[Saved entries]
-- start --
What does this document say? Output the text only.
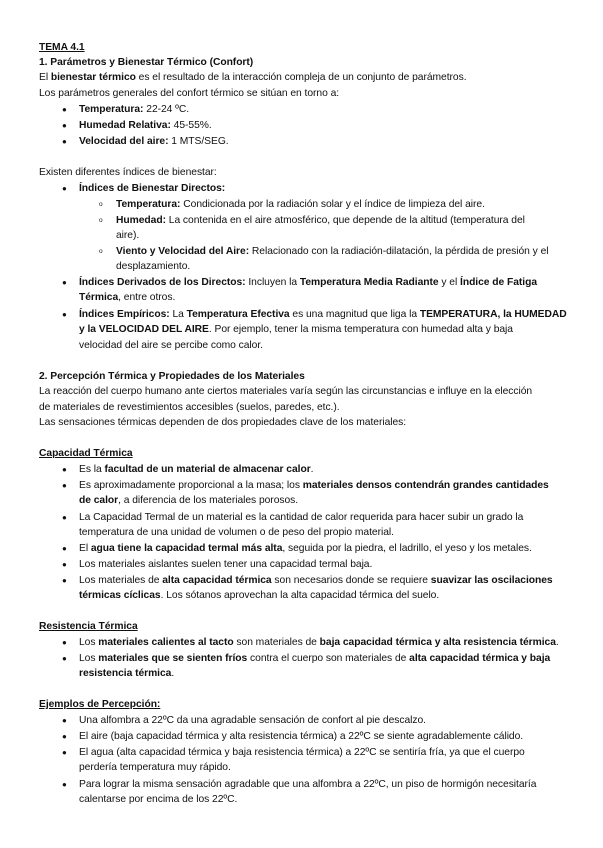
TEMA 4.1
1. Parámetros y Bienestar Térmico (Confort)
El bienestar térmico es el resultado de la interacción compleja de un conjunto de parámetros.
Los parámetros generales del confort térmico se sitúan en torno a:
● Temperatura: 22-24 ºC.
● Humedad Relativa: 45-55%.
● Velocidad del aire: 1 MTS/SEG.
Existen diferentes índices de bienestar:
● Índices de Bienestar Directos:
o Temperatura: Condicionada por la radiación solar y el índice de limpieza del aire.
o Humedad: La contenida en el aire atmosférico, que depende de la altitud (temperatura del
aire).
o Viento y Velocidad del Aire: Relacionado con la radiación-dilatación, la pérdida de presión y el
desplazamiento.
● Índices Derivados de los Directos: Incluyen la Temperatura Media Radiante y el Índice de Fatiga
Térmica, entre otros.
● Índices Empíricos: La Temperatura Efectiva es una magnitud que liga la TEMPERATURA, la HUMEDAD
y la VELOCIDAD DEL AIRE. Por ejemplo, tener la misma temperatura con humedad alta y baja
velocidad del aire se percibe como calor.
2. Percepción Térmica y Propiedades de los Materiales
La reacción del cuerpo humano ante ciertos materiales varía según las circunstancias e influye en la elección
de materiales de revestimientos accesibles (suelos, paredes, etc.).
Las sensaciones térmicas dependen de dos propiedades clave de los materiales:
Capacidad Térmica
● Es la facultad de un material de almacenar calor.
● Es aproximadamente proporcional a la masa; los materiales densos contendrán grandes cantidades
de calor, a diferencia de los materiales porosos.
● La Capacidad Termal de un material es la cantidad de calor requerida para hacer subir un grado la
temperatura de una unidad de volumen o de peso del propio material.
● El agua tiene la capacidad termal más alta, seguida por la piedra, el ladrillo, el yeso y los metales.
● Los materiales aislantes suelen tener una capacidad termal baja.
● Los materiales de alta capacidad térmica son necesarios donde se requiere suavizar las oscilaciones
térmicas cíclicas. Los sótanos aprovechan la alta capacidad térmica del suelo.
Resistencia Térmica
● Los materiales calientes al tacto son materiales de baja capacidad térmica y alta resistencia térmica.
● Los materiales que se sienten fríos contra el cuerpo son materiales de alta capacidad térmica y baja
resistencia térmica.
Ejemplos de Percepción:
● Una alfombra a 22ºC da una agradable sensación de confort al pie descalzo.
● El aire (baja capacidad térmica y alta resistencia térmica) a 22ºC se siente agradablemente cálido.
● El agua (alta capacidad térmica y baja resistencia térmica) a 22ºC se sentiría fría, ya que el cuerpo
perdería temperatura muy rápido.
● Para lograr la misma sensación agradable que una alfombra a 22ºC, un piso de hormigón necesitaría
calentarse por encima de los 22ºC.
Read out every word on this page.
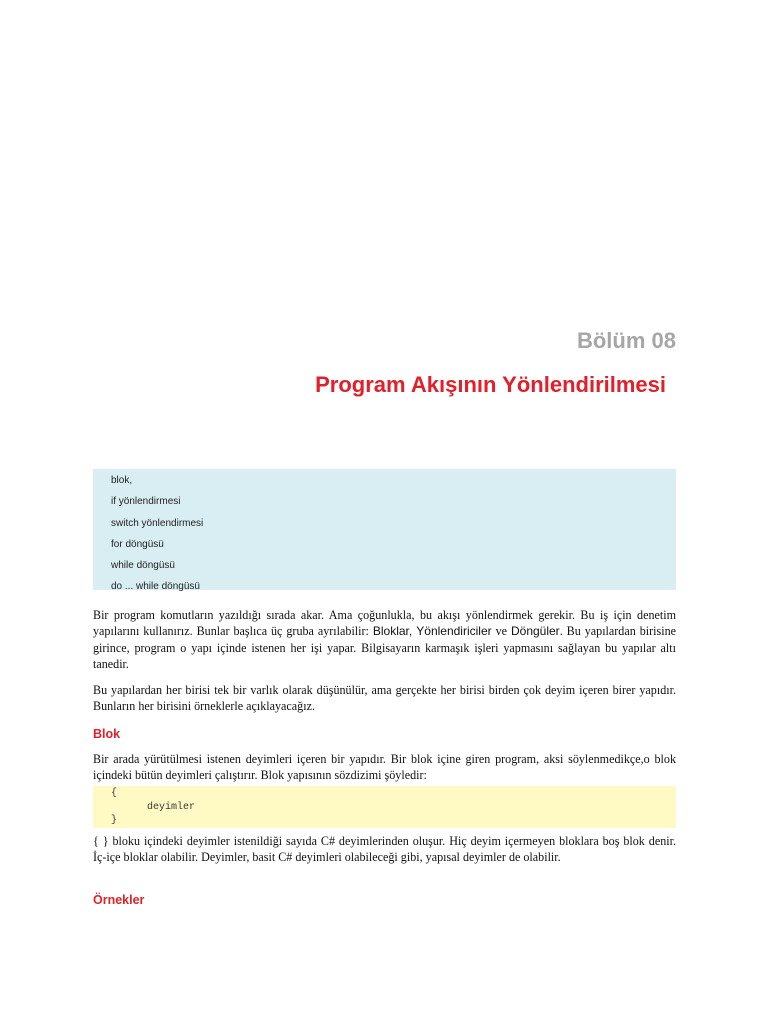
Bölüm 08
Program Akışının Yönlendirilmesi
blok,
if yönlendirmesi
switch yönlendirmesi
for döngüsü
while döngüsü
do ... while döngüsü

Bir program komutların yazıldığı sırada akar. Ama çoğunlukla, bu akışı yönlendirmek gerekir. Bu iş için denetim yapılarını kullanırız. Bunlar başlıca üç gruba ayrılabilir: Bloklar, Yönlendiriciler ve Döngüler. Bu yapılardan birisine girince, program o yapı içinde istenen her işi yapar. Bilgisayarın karmaşık işleri yapmasını sağlayan bu yapılar altı tanedir.

Bu yapılardan her birisi tek bir varlık olarak düşünülür, ama gerçekte her birisi birden çok deyim içeren birer yapıdır. Bunların her birisini örneklerle açıklayacağız.

Blok

Bir arada yürütülmesi istenen deyimleri içeren bir yapıdır. Bir blok içine giren program, aksi söylenmedikçe,o blok içindeki bütün deyimleri çalıştırır. Blok yapısının sözdizimi şöyledir:

{
deyimler
}

{ } bloku içindeki deyimler istenildiği sayıda C# deyimlerinden oluşur. Hiç deyim içermeyen bloklara boş blok denir. İç-içe bloklar olabilir. Deyimler, basit C# deyimleri olabileceği gibi, yapısal deyimler de olabilir.

Örnekler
-- end --
**Set task**
Write the listing above out again exactly, dropping each image.

**Final result**
What does this document say? Output the text only.
TEMA 4.1
1. Parámetros y Bienestar Térmico (Confort)
El bienestar térmico es el resultado de la interacción compleja de un conjunto de parámetros.
Los parámetros generales del confort térmico se sitúan en torno a:
● Temperatura: 22-24 ºC.
● Humedad Relativa: 45-55%.
● Velocidad del aire: 1 MTS/SEG.
Existen diferentes índices de bienestar:
● Índices de Bienestar Directos:
o Temperatura: Condicionada por la radiación solar y el índice de limpieza del aire.
o Humedad: La contenida en el aire atmosférico, que depende de la altitud (temperatura del
aire).
o Viento y Velocidad del Aire: Relacionado con la radiación-dilatación, la pérdida de presión y el
desplazamiento.
● Índices Derivados de los Directos: Incluyen la Temperatura Media Radiante y el Índice de Fatiga
Térmica, entre otros.
● Índices Empíricos: La Temperatura Efectiva es una magnitud que liga la TEMPERATURA, la HUMEDAD
y la VELOCIDAD DEL AIRE. Por ejemplo, tener la misma temperatura con humedad alta y baja
velocidad del aire se percibe como calor.
2. Percepción Térmica y Propiedades de los Materiales
La reacción del cuerpo humano ante ciertos materiales varía según las circunstancias e influye en la elección
de materiales de revestimientos accesibles (suelos, paredes, etc.).
Las sensaciones térmicas dependen de dos propiedades clave de los materiales:
Capacidad Térmica
● Es la facultad de un material de almacenar calor.
● Es aproximadamente proporcional a la masa; los materiales densos contendrán grandes cantidades
de calor, a diferencia de los materiales porosos.
● La Capacidad Termal de un material es la cantidad de calor requerida para hacer subir un grado la
temperatura de una unidad de volumen o de peso del propio material.
● El agua tiene la capacidad termal más alta, seguida por la piedra, el ladrillo, el yeso y los metales.
● Los materiales aislantes suelen tener una capacidad termal baja.
● Los materiales de alta capacidad térmica son necesarios donde se requiere suavizar las oscilaciones
térmicas cíclicas. Los sótanos aprovechan la alta capacidad térmica del suelo.
Resistencia Térmica
● Los materiales calientes al tacto son materiales de baja capacidad térmica y alta resistencia térmica.
● Los materiales que se sienten fríos contra el cuerpo son materiales de alta capacidad térmica y baja
resistencia térmica.
Ejemplos de Percepción:
● Una alfombra a 22ºC da una agradable sensación de confort al pie descalzo.
● El aire (baja capacidad térmica y alta resistencia térmica) a 22ºC se siente agradablemente cálido.
● El agua (alta capacidad térmica y baja resistencia térmica) a 22ºC se sentiría fría, ya que el cuerpo
perdería temperatura muy rápido.
● Para lograr la misma sensación agradable que una alfombra a 22ºC, un piso de hormigón necesitaría
calentarse por encima de los 22ºC.
Read out every word on this page.
Bölüm 08
Program Akışının Yönlendirilmesi
blok,
if yönlendirmesi
switch yönlendirmesi
for döngüsü
while döngüsü
do ... while döngüsü

Bir program komutların yazıldığı sırada akar. Ama çoğunlukla, bu akışı yönlendirmek gerekir. Bu iş için denetim yapılarını kullanırız. Bunlar başlıca üç gruba ayrılabilir: Bloklar, Yönlendiriciler ve Döngüler. Bu yapılardan birisine girince, program o yapı içinde istenen her işi yapar. Bilgisayarın karmaşık işleri yapmasını sağlayan bu yapılar altı tanedir.

Bu yapılardan her birisi tek bir varlık olarak düşünülür, ama gerçekte her birisi birden çok deyim içeren birer yapıdır. Bunların her birisini örneklerle açıklayacağız.

Blok

Bir arada yürütülmesi istenen deyimleri içeren bir yapıdır. Bir blok içine giren program, aksi söylenmedikçe,o blok içindeki bütün deyimleri çalıştırır. Blok yapısının sözdizimi şöyledir:

{
deyimler
}

{ } bloku içindeki deyimler istenildiği sayıda C# deyimlerinden oluşur. Hiç deyim içermeyen bloklara boş blok denir. İç-içe bloklar olabilir. Deyimler, basit C# deyimleri olabileceği gibi, yapısal deyimler de olabilir.

Örnekler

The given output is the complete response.